Task goal: Copy all of the material exactly. Pictures are not to appear in the copy.

[START Provided entries]

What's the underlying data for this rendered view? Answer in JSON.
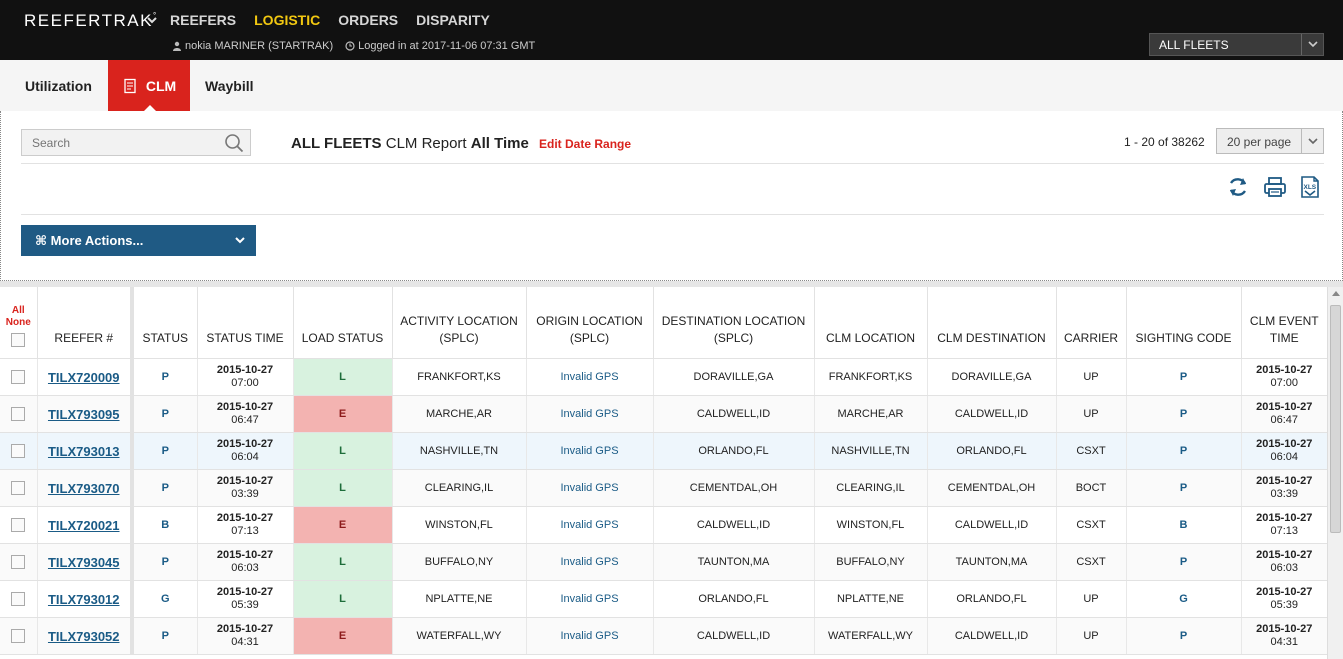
{
  "header": {
    "brand": "REEFERTRAK",
    "brand_mark": "°",
    "nav": [
      "REEFERS",
      "LOGISTIC",
      "ORDERS",
      "DISPARITY"
    ],
    "active_nav": "LOGISTIC",
    "user": "nokia MARINER (STARTRAK)",
    "login": "Logged in at 2017-11-06 07:31 GMT",
    "fleet_select": "ALL FLEETS"
  },
  "tabs": {
    "utilization": "Utilization",
    "clm": "CLM",
    "waybill": "Waybill",
    "active": "CLM"
  },
  "toolbar": {
    "search_placeholder": "Search",
    "title_fleet": "ALL FLEETS",
    "title_mid": "CLM Report",
    "title_range": "All Time",
    "edit_range": "Edit Date Range",
    "pager": "1 - 20 of 38262",
    "per_page": "20 per page",
    "more_actions": "⌘ More Actions..."
  },
  "table": {
    "select_all": "All",
    "select_none": "None",
    "headers": {
      "reefer": "REEFER #",
      "status": "STATUS",
      "status_time": "STATUS TIME",
      "load_status": "LOAD STATUS",
      "activity": [
        "ACTIVITY LOCATION",
        "(SPLC)"
      ],
      "origin": [
        "ORIGIN LOCATION",
        "(SPLC)"
      ],
      "destination": [
        "DESTINATION LOCATION",
        "(SPLC)"
      ],
      "clm_location": "CLM LOCATION",
      "clm_destination": "CLM DESTINATION",
      "carrier": "CARRIER",
      "sighting": "SIGHTING CODE",
      "event_time": [
        "CLM EVENT",
        "TIME"
      ]
    },
    "rows": [
      {
        "id": "TILX720009",
        "status": "P",
        "date": "2015-10-27",
        "time": "07:00",
        "load": "L",
        "activity": "FRANKFORT,KS",
        "origin": "Invalid GPS",
        "dest": "DORAVILLE,GA",
        "clm_loc": "FRANKFORT,KS",
        "clm_dest": "DORAVILLE,GA",
        "carrier": "UP",
        "sighting": "P",
        "ev_date": "2015-10-27",
        "ev_time": "07:00"
      },
      {
        "id": "TILX793095",
        "status": "P",
        "date": "2015-10-27",
        "time": "06:47",
        "load": "E",
        "activity": "MARCHE,AR",
        "origin": "Invalid GPS",
        "dest": "CALDWELL,ID",
        "clm_loc": "MARCHE,AR",
        "clm_dest": "CALDWELL,ID",
        "carrier": "UP",
        "sighting": "P",
        "ev_date": "2015-10-27",
        "ev_time": "06:47"
      },
      {
        "id": "TILX793013",
        "status": "P",
        "date": "2015-10-27",
        "time": "06:04",
        "load": "L",
        "activity": "NASHVILLE,TN",
        "origin": "Invalid GPS",
        "dest": "ORLANDO,FL",
        "clm_loc": "NASHVILLE,TN",
        "clm_dest": "ORLANDO,FL",
        "carrier": "CSXT",
        "sighting": "P",
        "ev_date": "2015-10-27",
        "ev_time": "06:04"
      },
      {
        "id": "TILX793070",
        "status": "P",
        "date": "2015-10-27",
        "time": "03:39",
        "load": "L",
        "activity": "CLEARING,IL",
        "origin": "Invalid GPS",
        "dest": "CEMENTDAL,OH",
        "clm_loc": "CLEARING,IL",
        "clm_dest": "CEMENTDAL,OH",
        "carrier": "BOCT",
        "sighting": "P",
        "ev_date": "2015-10-27",
        "ev_time": "03:39"
      },
      {
        "id": "TILX720021",
        "status": "B",
        "date": "2015-10-27",
        "time": "07:13",
        "load": "E",
        "activity": "WINSTON,FL",
        "origin": "Invalid GPS",
        "dest": "CALDWELL,ID",
        "clm_loc": "WINSTON,FL",
        "clm_dest": "CALDWELL,ID",
        "carrier": "CSXT",
        "sighting": "B",
        "ev_date": "2015-10-27",
        "ev_time": "07:13"
      },
      {
        "id": "TILX793045",
        "status": "P",
        "date": "2015-10-27",
        "time": "06:03",
        "load": "L",
        "activity": "BUFFALO,NY",
        "origin": "Invalid GPS",
        "dest": "TAUNTON,MA",
        "clm_loc": "BUFFALO,NY",
        "clm_dest": "TAUNTON,MA",
        "carrier": "CSXT",
        "sighting": "P",
        "ev_date": "2015-10-27",
        "ev_time": "06:03"
      },
      {
        "id": "TILX793012",
        "status": "G",
        "date": "2015-10-27",
        "time": "05:39",
        "load": "L",
        "activity": "NPLATTE,NE",
        "origin": "Invalid GPS",
        "dest": "ORLANDO,FL",
        "clm_loc": "NPLATTE,NE",
        "clm_dest": "ORLANDO,FL",
        "carrier": "UP",
        "sighting": "G",
        "ev_date": "2015-10-27",
        "ev_time": "05:39"
      },
      {
        "id": "TILX793052",
        "status": "P",
        "date": "2015-10-27",
        "time": "04:31",
        "load": "E",
        "activity": "WATERFALL,WY",
        "origin": "Invalid GPS",
        "dest": "CALDWELL,ID",
        "clm_loc": "WATERFALL,WY",
        "clm_dest": "CALDWELL,ID",
        "carrier": "UP",
        "sighting": "P",
        "ev_date": "2015-10-27",
        "ev_time": "04:31"
      }
    ],
    "highlight_row": 2
  },
  "icons": {
    "user": "user-icon",
    "clock": "clock-icon",
    "search": "search-icon",
    "refresh": "refresh-icon",
    "print": "print-icon",
    "excel": "xls-export-icon",
    "clm_tab": "document-icon",
    "dropdown": "chevron-down-icon"
  },
  "colors": {
    "accent_red": "#d9231d",
    "nav_active": "#f2c811",
    "link_blue": "#1a5b86",
    "button_blue": "#1f5a84",
    "loaded": "#d8f2df",
    "empty": "#f3b3b1"
  }
}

[END Provided entries]

Problem solution:
What's the underlying data for this rendered view? Answer in JSON.
{
  "header": {
    "brand": "REEFERTRAK",
    "brand_mark": "°",
    "nav": [
      "REEFERS",
      "LOGISTIC",
      "ORDERS",
      "DISPARITY"
    ],
    "active_nav": "LOGISTIC",
    "user": "nokia MARINER (STARTRAK)",
    "login": "Logged in at 2017-11-06 07:31 GMT",
    "fleet_select": "ALL FLEETS"
  },
  "tabs": {
    "utilization": "Utilization",
    "clm": "CLM",
    "waybill": "Waybill",
    "active": "CLM"
  },
  "toolbar": {
    "search_placeholder": "Search",
    "title_fleet": "ALL FLEETS",
    "title_mid": "CLM Report",
    "title_range": "All Time",
    "edit_range": "Edit Date Range",
    "pager": "1 - 20 of 38262",
    "per_page": "20 per page",
    "more_actions": "⌘ More Actions..."
  },
  "table": {
    "select_all": "All",
    "select_none": "None",
    "headers": {
      "reefer": "REEFER #",
      "status": "STATUS",
      "status_time": "STATUS TIME",
      "load_status": "LOAD STATUS",
      "activity": [
        "ACTIVITY LOCATION",
        "(SPLC)"
      ],
      "origin": [
        "ORIGIN LOCATION",
        "(SPLC)"
      ],
      "destination": [
        "DESTINATION LOCATION",
        "(SPLC)"
      ],
      "clm_location": "CLM LOCATION",
      "clm_destination": "CLM DESTINATION",
      "carrier": "CARRIER",
      "sighting": "SIGHTING CODE",
      "event_time": [
        "CLM EVENT",
        "TIME"
      ]
    },
    "rows": [
      {
        "id": "TILX720009",
        "status": "P",
        "date": "2015-10-27",
        "time": "07:00",
        "load": "L",
        "activity": "FRANKFORT,KS",
        "origin": "Invalid GPS",
        "dest": "DORAVILLE,GA",
        "clm_loc": "FRANKFORT,KS",
        "clm_dest": "DORAVILLE,GA",
        "carrier": "UP",
        "sighting": "P",
        "ev_date": "2015-10-27",
        "ev_time": "07:00"
      },
      {
        "id": "TILX793095",
        "status": "P",
        "date": "2015-10-27",
        "time": "06:47",
        "load": "E",
        "activity": "MARCHE,AR",
        "origin": "Invalid GPS",
        "dest": "CALDWELL,ID",
        "clm_loc": "MARCHE,AR",
        "clm_dest": "CALDWELL,ID",
        "carrier": "UP",
        "sighting": "P",
        "ev_date": "2015-10-27",
        "ev_time": "06:47"
      },
      {
        "id": "TILX793013",
        "status": "P",
        "date": "2015-10-27",
        "time": "06:04",
        "load": "L",
        "activity": "NASHVILLE,TN",
        "origin": "Invalid GPS",
        "dest": "ORLANDO,FL",
        "clm_loc": "NASHVILLE,TN",
        "clm_dest": "ORLANDO,FL",
        "carrier": "CSXT",
        "sighting": "P",
        "ev_date": "2015-10-27",
        "ev_time": "06:04"
      },
      {
        "id": "TILX793070",
        "status": "P",
        "date": "2015-10-27",
        "time": "03:39",
        "load": "L",
        "activity": "CLEARING,IL",
        "origin": "Invalid GPS",
        "dest": "CEMENTDAL,OH",
        "clm_loc": "CLEARING,IL",
        "clm_dest": "CEMENTDAL,OH",
        "carrier": "BOCT",
        "sighting": "P",
        "ev_date": "2015-10-27",
        "ev_time": "03:39"
      },
      {
        "id": "TILX720021",
        "status": "B",
        "date": "2015-10-27",
        "time": "07:13",
        "load": "E",
        "activity": "WINSTON,FL",
        "origin": "Invalid GPS",
        "dest": "CALDWELL,ID",
        "clm_loc": "WINSTON,FL",
        "clm_dest": "CALDWELL,ID",
        "carrier": "CSXT",
        "sighting": "B",
        "ev_date": "2015-10-27",
        "ev_time": "07:13"
      },
      {
        "id": "TILX793045",
        "status": "P",
        "date": "2015-10-27",
        "time": "06:03",
        "load": "L",
        "activity": "BUFFALO,NY",
        "origin": "Invalid GPS",
        "dest": "TAUNTON,MA",
        "clm_loc": "BUFFALO,NY",
        "clm_dest": "TAUNTON,MA",
        "carrier": "CSXT",
        "sighting": "P",
        "ev_date": "2015-10-27",
        "ev_time": "06:03"
      },
      {
        "id": "TILX793012",
        "status": "G",
        "date": "2015-10-27",
        "time": "05:39",
        "load": "L",
        "activity": "NPLATTE,NE",
        "origin": "Invalid GPS",
        "dest": "ORLANDO,FL",
        "clm_loc": "NPLATTE,NE",
        "clm_dest": "ORLANDO,FL",
        "carrier": "UP",
        "sighting": "G",
        "ev_date": "2015-10-27",
        "ev_time": "05:39"
      },
      {
        "id": "TILX793052",
        "status": "P",
        "date": "2015-10-27",
        "time": "04:31",
        "load": "E",
        "activity": "WATERFALL,WY",
        "origin": "Invalid GPS",
        "dest": "CALDWELL,ID",
        "clm_loc": "WATERFALL,WY",
        "clm_dest": "CALDWELL,ID",
        "carrier": "UP",
        "sighting": "P",
        "ev_date": "2015-10-27",
        "ev_time": "04:31"
      }
    ],
    "highlight_row": 2
  },
  "icons": {
    "user": "user-icon",
    "clock": "clock-icon",
    "search": "search-icon",
    "refresh": "refresh-icon",
    "print": "print-icon",
    "excel": "xls-export-icon",
    "clm_tab": "document-icon",
    "dropdown": "chevron-down-icon"
  },
  "colors": {
    "accent_red": "#d9231d",
    "nav_active": "#f2c811",
    "link_blue": "#1a5b86",
    "button_blue": "#1f5a84",
    "loaded": "#d8f2df",
    "empty": "#f3b3b1"
  }
}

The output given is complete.